_AIM OF THE EXERCISE_.
Identify the lines bearing the string "minmax" and gather them.

_SUPPLIED INFORMATION_.
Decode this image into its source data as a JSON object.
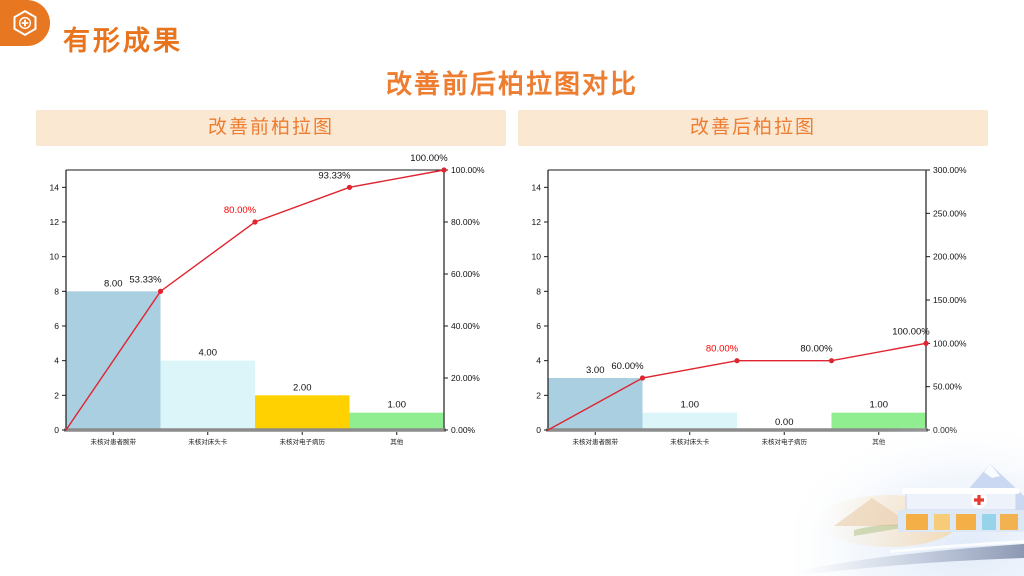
{
  "header": {
    "section_title": "有形成果"
  },
  "title": "改善前后柏拉图对比",
  "panels": [
    {
      "header": "改善前柏拉图"
    },
    {
      "header": "改善后柏拉图"
    }
  ],
  "colors": {
    "accent_orange": "#ED7D31",
    "badge_orange": "#E87722",
    "panel_header_bg": "#FBE8D3",
    "pareto_line_red": "#E02430",
    "highlight_label_red": "#FF0000",
    "axis_baseline_gray": "#8C8C8C"
  },
  "chart_data": [
    {
      "type": "bar",
      "subtype": "pareto",
      "title": "改善前柏拉图",
      "categories": [
        "未核对患者腕带",
        "未核对床头卡",
        "未核对电子病历",
        "其他"
      ],
      "values": [
        8,
        4,
        2,
        1
      ],
      "bar_labels": [
        "8.00",
        "4.00",
        "2.00",
        "1.00"
      ],
      "bar_colors": [
        "#A9CFE0",
        "#DCF5F8",
        "#FFD100",
        "#90EE90"
      ],
      "series": [
        {
          "name": "frequency",
          "values": [
            8,
            4,
            2,
            1
          ]
        },
        {
          "name": "cumulative_percent",
          "values": [
            53.33,
            80.0,
            93.33,
            100.0
          ]
        }
      ],
      "cumulative_labels": [
        "53.33%",
        "80.00%",
        "93.33%",
        "100.00%"
      ],
      "highlight_index": 1,
      "left_axis": {
        "min": 0,
        "max": 15,
        "ticks": [
          0,
          2,
          4,
          6,
          8,
          10,
          12,
          14
        ]
      },
      "right_axis": {
        "min": 0,
        "max": 100,
        "tick_values": [
          0,
          20,
          40,
          60,
          80,
          100
        ],
        "tick_labels": [
          "0.00%",
          "20.00%",
          "40.00%",
          "60.00%",
          "80.00%",
          "100.00%"
        ]
      },
      "grid": false,
      "legend": "none"
    },
    {
      "type": "bar",
      "subtype": "pareto",
      "title": "改善后柏拉图",
      "categories": [
        "未核对患者腕带",
        "未核对床头卡",
        "未核对电子病历",
        "其他"
      ],
      "values": [
        3,
        1,
        0,
        1
      ],
      "bar_labels": [
        "3.00",
        "1.00",
        "0.00",
        "1.00"
      ],
      "bar_colors": [
        "#A9CFE0",
        "#DCF5F8",
        "#FFD100",
        "#90EE90"
      ],
      "series": [
        {
          "name": "frequency",
          "values": [
            3,
            1,
            0,
            1
          ]
        },
        {
          "name": "cumulative_percent",
          "values": [
            60.0,
            80.0,
            80.0,
            100.0
          ]
        }
      ],
      "cumulative_labels": [
        "60.00%",
        "80.00%",
        "80.00%",
        "100.00%"
      ],
      "highlight_index": 1,
      "left_axis": {
        "min": 0,
        "max": 15,
        "ticks": [
          0,
          2,
          4,
          6,
          8,
          10,
          12,
          14
        ]
      },
      "right_axis": {
        "min": 0,
        "max": 300,
        "tick_values": [
          0,
          50,
          100,
          150,
          200,
          250,
          300
        ],
        "tick_labels": [
          "0.00%",
          "50.00%",
          "100.00%",
          "150.00%",
          "200.00%",
          "250.00%",
          "300.00%"
        ]
      },
      "grid": false,
      "legend": "none"
    }
  ]
}
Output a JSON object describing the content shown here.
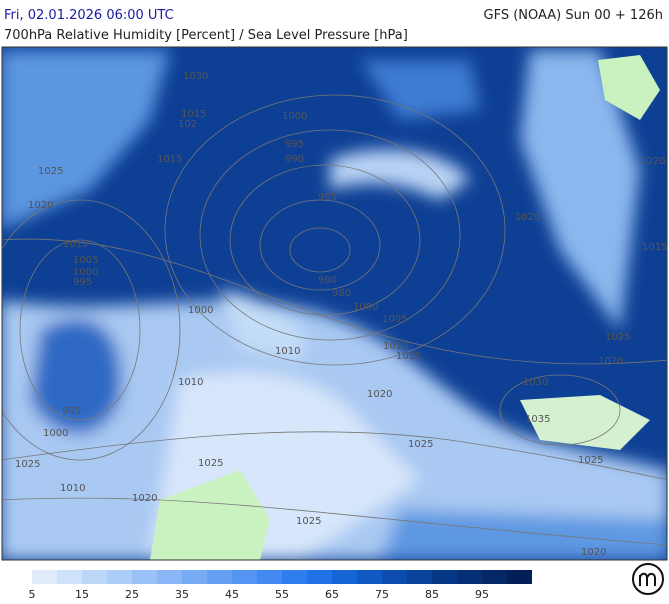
{
  "header": {
    "date": "Fri, 02.01.2026 06:00 UTC",
    "model": "GFS (NOAA) Sun 00 + 126h",
    "title": "700hPa Relative Humidity [Percent] / Sea Level Pressure [hPa]"
  },
  "isobar_labels": [
    "1030",
    "1015",
    "102",
    "1000",
    "995",
    "990",
    "1015",
    "1025",
    "1020",
    "985",
    "1010",
    "1005",
    "1000",
    "995",
    "990",
    "980",
    "1000",
    "1000",
    "1005",
    "1010",
    "1010",
    "1015",
    "1010",
    "1020",
    "995",
    "1000",
    "1030",
    "1035",
    "1025",
    "1025",
    "1025",
    "1025",
    "1010",
    "1020",
    "1025",
    "1020",
    "1020",
    "1020",
    "1015",
    "1025",
    "1020"
  ],
  "colorbar": {
    "range": [
      5,
      105
    ],
    "ticks": [
      5,
      15,
      25,
      35,
      45,
      55,
      65,
      75,
      85,
      95
    ],
    "steps": [
      5,
      10,
      15,
      20,
      25,
      30,
      35,
      40,
      45,
      50,
      55,
      60,
      65,
      70,
      75,
      80,
      85,
      90,
      95,
      100
    ],
    "colors": [
      "#e0ecfc",
      "#cfe2fb",
      "#bdd7fa",
      "#acccf9",
      "#9ac1f8",
      "#88b6f7",
      "#77abf6",
      "#65a0f5",
      "#5495f4",
      "#428af2",
      "#2f7ef0",
      "#1f72e8",
      "#1565d6",
      "#1058c2",
      "#0b4cae",
      "#08429b",
      "#063888",
      "#052f76",
      "#042766",
      "#031f58"
    ]
  }
}
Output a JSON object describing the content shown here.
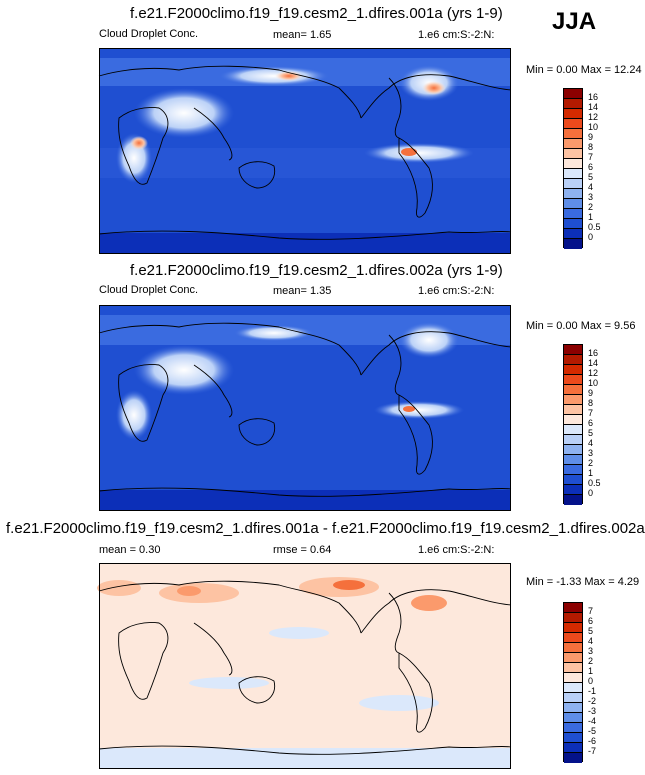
{
  "season": "JJA",
  "panels": [
    {
      "title": "f.e21.F2000climo.f19_f19.cesm2_1.dfires.001a (yrs 1-9)",
      "left_label": "Cloud Droplet Conc.",
      "mean_text": "mean=   1.65",
      "right_label": "1.e6 cm:S:-2:N:",
      "minmax": "Min =   0.00 Max =  12.24",
      "colorbar": {
        "labels": [
          "16",
          "14",
          "12",
          "10",
          "9",
          "8",
          "7",
          "6",
          "5",
          "4",
          "3",
          "2",
          "1",
          "0.5",
          "0"
        ],
        "colors": [
          "#8b0000",
          "#b31a00",
          "#d42a00",
          "#ec4a1c",
          "#f5703c",
          "#fb9a6c",
          "#fdc3a3",
          "#fde8dc",
          "#dbe8fb",
          "#b9d0f7",
          "#8eb2f0",
          "#5f8ee8",
          "#3a6be0",
          "#1f4fd1",
          "#0c2fb8",
          "#04128a"
        ]
      },
      "chart_data": {
        "type": "heatmap",
        "title": "f.e21.F2000climo.f19_f19.cesm2_1.dfires.001a (yrs 1-9)",
        "variable": "Cloud Droplet Conc.",
        "units": "1.e6 cm:S:-2:N:",
        "mean": 1.65,
        "min": 0.0,
        "max": 12.24,
        "levels": [
          0,
          0.5,
          1,
          2,
          3,
          4,
          5,
          6,
          7,
          8,
          9,
          10,
          12,
          14,
          16
        ]
      }
    },
    {
      "title": "f.e21.F2000climo.f19_f19.cesm2_1.dfires.002a (yrs 1-9)",
      "left_label": "Cloud Droplet Conc.",
      "mean_text": "mean=   1.35",
      "right_label": "1.e6 cm:S:-2:N:",
      "minmax": "Min =   0.00 Max =   9.56",
      "colorbar": {
        "labels": [
          "16",
          "14",
          "12",
          "10",
          "9",
          "8",
          "7",
          "6",
          "5",
          "4",
          "3",
          "2",
          "1",
          "0.5",
          "0"
        ],
        "colors": [
          "#8b0000",
          "#b31a00",
          "#d42a00",
          "#ec4a1c",
          "#f5703c",
          "#fb9a6c",
          "#fdc3a3",
          "#fde8dc",
          "#dbe8fb",
          "#b9d0f7",
          "#8eb2f0",
          "#5f8ee8",
          "#3a6be0",
          "#1f4fd1",
          "#0c2fb8",
          "#04128a"
        ]
      },
      "chart_data": {
        "type": "heatmap",
        "title": "f.e21.F2000climo.f19_f19.cesm2_1.dfires.002a (yrs 1-9)",
        "variable": "Cloud Droplet Conc.",
        "units": "1.e6 cm:S:-2:N:",
        "mean": 1.35,
        "min": 0.0,
        "max": 9.56,
        "levels": [
          0,
          0.5,
          1,
          2,
          3,
          4,
          5,
          6,
          7,
          8,
          9,
          10,
          12,
          14,
          16
        ]
      }
    },
    {
      "title": "f.e21.F2000climo.f19_f19.cesm2_1.dfires.001a - f.e21.F2000climo.f19_f19.cesm2_1.dfires.002a",
      "mean_text": "mean =   0.30",
      "rmse_text": "rmse =   0.64",
      "right_label": "1.e6 cm:S:-2:N:",
      "minmax": "Min =  -1.33 Max =   4.29",
      "colorbar": {
        "labels": [
          "7",
          "6",
          "5",
          "4",
          "3",
          "2",
          "1",
          "0",
          "-1",
          "-2",
          "-3",
          "-4",
          "-5",
          "-6",
          "-7"
        ],
        "colors": [
          "#8b0000",
          "#b31a00",
          "#d42a00",
          "#ec4a1c",
          "#f5703c",
          "#fb9a6c",
          "#fdc3a3",
          "#fde8dc",
          "#dbe8fb",
          "#b9d0f7",
          "#8eb2f0",
          "#5f8ee8",
          "#3a6be0",
          "#1f4fd1",
          "#0c2fb8",
          "#04128a"
        ]
      },
      "chart_data": {
        "type": "heatmap",
        "title": "f.e21.F2000climo.f19_f19.cesm2_1.dfires.001a - f.e21.F2000climo.f19_f19.cesm2_1.dfires.002a",
        "units": "1.e6 cm:S:-2:N:",
        "mean": 0.3,
        "rmse": 0.64,
        "min": -1.33,
        "max": 4.29,
        "levels": [
          -7,
          -6,
          -5,
          -4,
          -3,
          -2,
          -1,
          0,
          1,
          2,
          3,
          4,
          5,
          6,
          7
        ]
      }
    }
  ]
}
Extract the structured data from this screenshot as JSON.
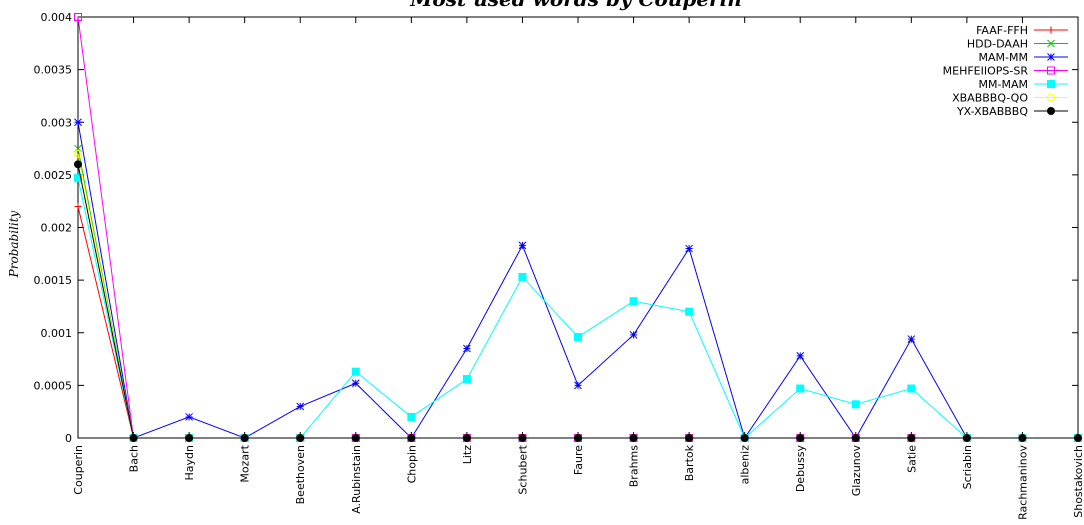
{
  "chart_data": {
    "type": "line",
    "title": "Most used words by Couperin",
    "xlabel": "",
    "ylabel": "Probability",
    "ylim": [
      0,
      0.004
    ],
    "yticks": [
      "0",
      "0.0005",
      "0.001",
      "0.0015",
      "0.002",
      "0.0025",
      "0.003",
      "0.0035",
      "0.004"
    ],
    "categories": [
      "Couperin",
      "Bach",
      "Haydn",
      "Mozart",
      "Beethoven",
      "A.Rubinstain",
      "Chopin",
      "Litz",
      "Schubert",
      "Faure",
      "Brahms",
      "Bartok",
      "albeniz",
      "Debussy",
      "Glazunov",
      "Satie",
      "Scriabin",
      "Rachmaninov",
      "Shostakovich"
    ],
    "legend_position": "top-right",
    "grid": false,
    "series": [
      {
        "name": "FAAF-FFH",
        "color": "#ff0000",
        "marker": "plus",
        "values": [
          0.0022,
          0,
          0,
          0,
          0,
          0,
          0,
          0,
          0,
          0,
          0,
          0,
          0,
          0,
          0,
          0,
          0,
          0,
          0
        ]
      },
      {
        "name": "HDD-DAAH",
        "color": "#00cc00",
        "marker": "cross",
        "values": [
          0.00275,
          0,
          0,
          0,
          0,
          0,
          0,
          0,
          0,
          0,
          0,
          0,
          0,
          0,
          0,
          0,
          0,
          0,
          0
        ]
      },
      {
        "name": "MAM-MM",
        "color": "#0000ff",
        "marker": "star",
        "values": [
          0.003,
          0,
          0.0002,
          0,
          0.0003,
          0.00052,
          0,
          0.00085,
          0.00183,
          0.0005,
          0.00098,
          0.0018,
          0,
          0.00078,
          0,
          0.00094,
          0,
          0,
          0
        ]
      },
      {
        "name": "MEHFEIIOPS-SR",
        "color": "#ff00ff",
        "marker": "open-square",
        "values": [
          0.004,
          0,
          0,
          0,
          0,
          0,
          0,
          0,
          0,
          0,
          0,
          0,
          0,
          0,
          0,
          0,
          0,
          0,
          0
        ]
      },
      {
        "name": "MM-MAM",
        "color": "#00ffff",
        "marker": "filled-square",
        "values": [
          0.00247,
          0,
          0,
          0,
          0,
          0.00063,
          0.0002,
          0.00056,
          0.00153,
          0.00096,
          0.0013,
          0.0012,
          0,
          0.00047,
          0.00032,
          0.00047,
          0,
          0,
          0
        ]
      },
      {
        "name": "XBABBBQ-QO",
        "color": "#ffff00",
        "marker": "open-circle",
        "values": [
          0.0027,
          0,
          0,
          0,
          0,
          0,
          0,
          0,
          0,
          0,
          0,
          0,
          0,
          0,
          0,
          0,
          0,
          0,
          0
        ]
      },
      {
        "name": "YX-XBABBBQ",
        "color": "#000000",
        "marker": "filled-circle",
        "values": [
          0.0026,
          0,
          0,
          0,
          0,
          0,
          0,
          0,
          0,
          0,
          0,
          0,
          0,
          0,
          0,
          0,
          0,
          0,
          0
        ]
      }
    ]
  }
}
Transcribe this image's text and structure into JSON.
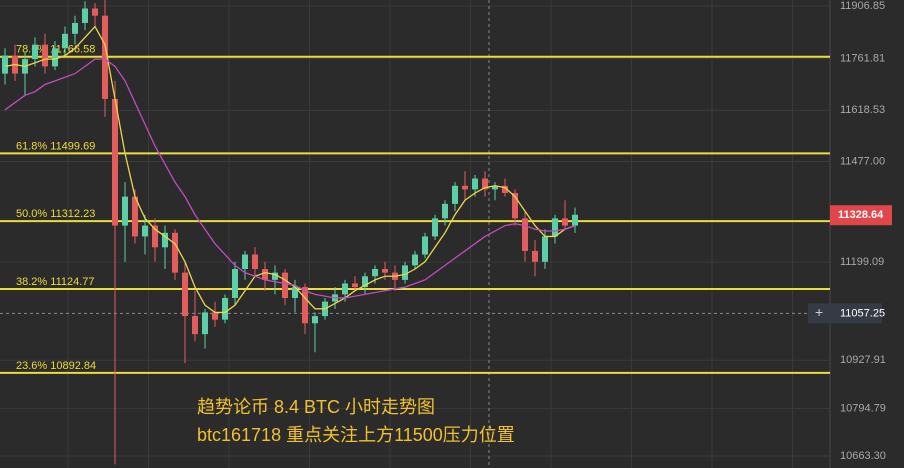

_COMPLETE ANSWER_.
      "minmax": "Min =   0.00 Max =  12.24",
      "minmax": "Min =   0.00 Max =   9.56",
      "minmax": "Min =  -1.33 Max =   4.29",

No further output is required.